▶ **Dataset extract**:
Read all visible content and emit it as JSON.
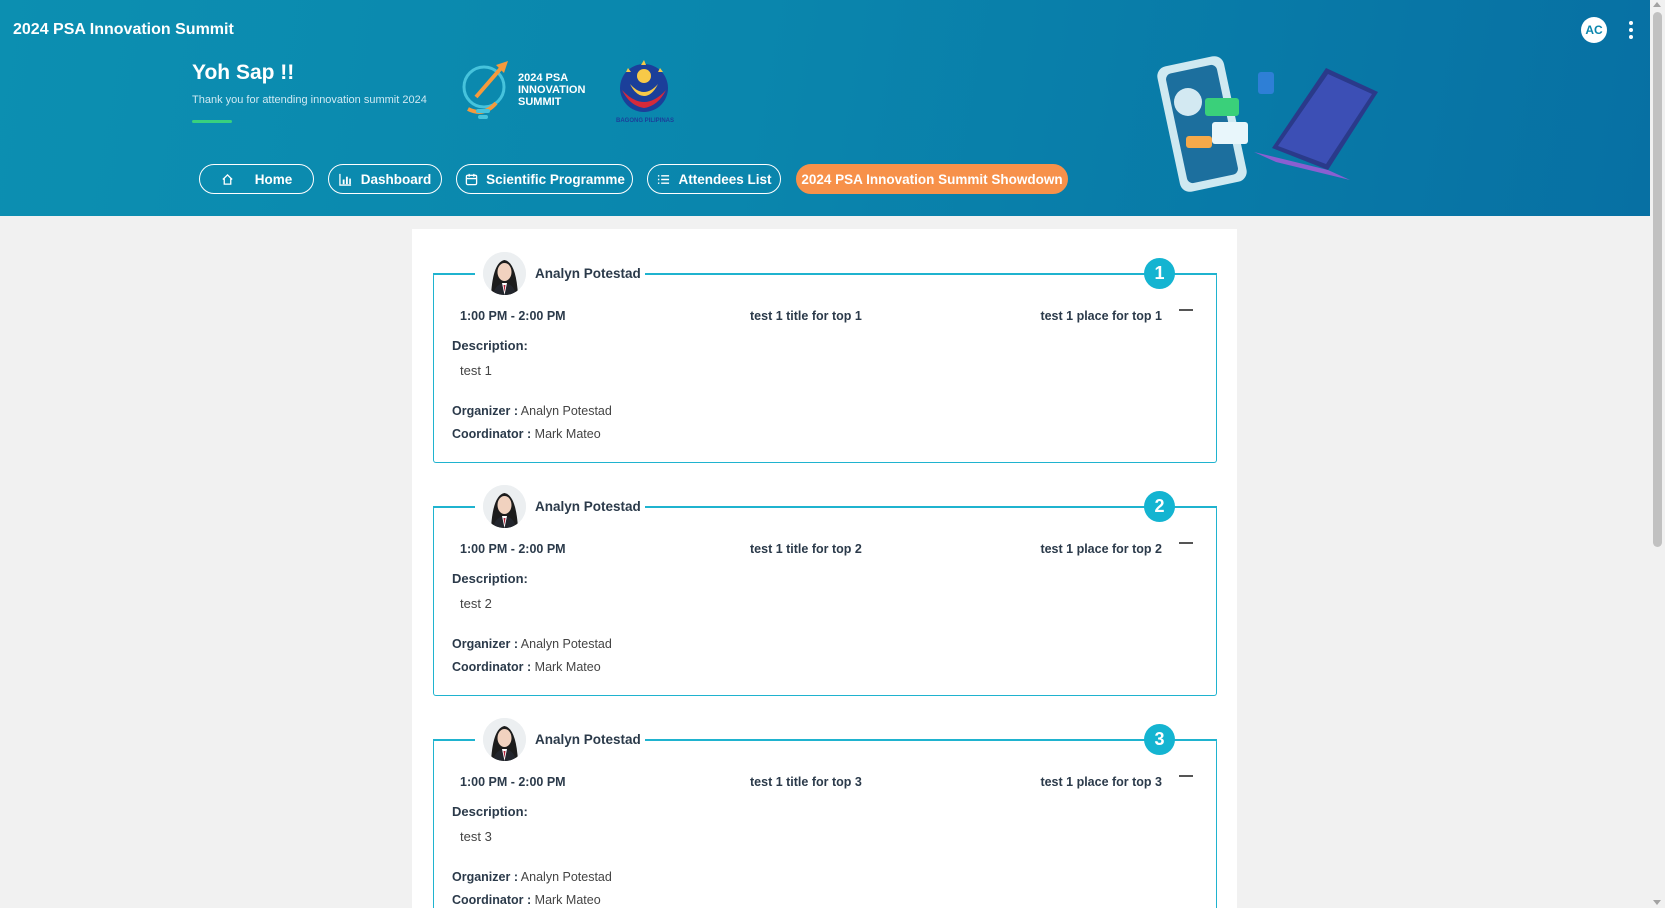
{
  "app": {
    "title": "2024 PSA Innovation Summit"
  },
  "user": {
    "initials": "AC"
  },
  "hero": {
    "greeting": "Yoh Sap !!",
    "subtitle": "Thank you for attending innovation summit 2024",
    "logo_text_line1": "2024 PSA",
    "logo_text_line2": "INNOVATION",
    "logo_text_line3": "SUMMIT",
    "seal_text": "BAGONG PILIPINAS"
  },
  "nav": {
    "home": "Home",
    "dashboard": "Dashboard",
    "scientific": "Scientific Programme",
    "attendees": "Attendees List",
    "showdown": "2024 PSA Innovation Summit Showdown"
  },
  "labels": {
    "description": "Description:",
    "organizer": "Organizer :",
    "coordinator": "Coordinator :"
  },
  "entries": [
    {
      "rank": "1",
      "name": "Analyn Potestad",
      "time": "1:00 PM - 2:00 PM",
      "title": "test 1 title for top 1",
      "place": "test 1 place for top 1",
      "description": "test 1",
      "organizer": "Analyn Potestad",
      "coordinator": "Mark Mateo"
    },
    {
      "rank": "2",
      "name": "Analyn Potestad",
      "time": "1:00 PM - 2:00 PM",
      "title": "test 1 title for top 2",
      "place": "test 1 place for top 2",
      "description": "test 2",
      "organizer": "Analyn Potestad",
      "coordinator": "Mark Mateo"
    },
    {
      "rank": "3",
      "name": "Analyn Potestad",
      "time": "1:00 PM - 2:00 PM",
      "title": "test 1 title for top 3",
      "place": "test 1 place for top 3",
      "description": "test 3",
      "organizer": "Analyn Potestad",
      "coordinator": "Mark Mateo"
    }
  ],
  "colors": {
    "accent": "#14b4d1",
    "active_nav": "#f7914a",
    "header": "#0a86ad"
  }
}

▶ **What you are asked to do**: Pictures are excluded; output everything else in the data verbatim.

▶ **The result**:
Read all visible content and emit it as JSON.
{
  "app": {
    "title": "2024 PSA Innovation Summit"
  },
  "user": {
    "initials": "AC"
  },
  "hero": {
    "greeting": "Yoh Sap !!",
    "subtitle": "Thank you for attending innovation summit 2024",
    "logo_text_line1": "2024 PSA",
    "logo_text_line2": "INNOVATION",
    "logo_text_line3": "SUMMIT",
    "seal_text": "BAGONG PILIPINAS"
  },
  "nav": {
    "home": "Home",
    "dashboard": "Dashboard",
    "scientific": "Scientific Programme",
    "attendees": "Attendees List",
    "showdown": "2024 PSA Innovation Summit Showdown"
  },
  "labels": {
    "description": "Description:",
    "organizer": "Organizer :",
    "coordinator": "Coordinator :"
  },
  "entries": [
    {
      "rank": "1",
      "name": "Analyn Potestad",
      "time": "1:00 PM - 2:00 PM",
      "title": "test 1 title for top 1",
      "place": "test 1 place for top 1",
      "description": "test 1",
      "organizer": "Analyn Potestad",
      "coordinator": "Mark Mateo"
    },
    {
      "rank": "2",
      "name": "Analyn Potestad",
      "time": "1:00 PM - 2:00 PM",
      "title": "test 1 title for top 2",
      "place": "test 1 place for top 2",
      "description": "test 2",
      "organizer": "Analyn Potestad",
      "coordinator": "Mark Mateo"
    },
    {
      "rank": "3",
      "name": "Analyn Potestad",
      "time": "1:00 PM - 2:00 PM",
      "title": "test 1 title for top 3",
      "place": "test 1 place for top 3",
      "description": "test 3",
      "organizer": "Analyn Potestad",
      "coordinator": "Mark Mateo"
    }
  ],
  "colors": {
    "accent": "#14b4d1",
    "active_nav": "#f7914a",
    "header": "#0a86ad"
  }
}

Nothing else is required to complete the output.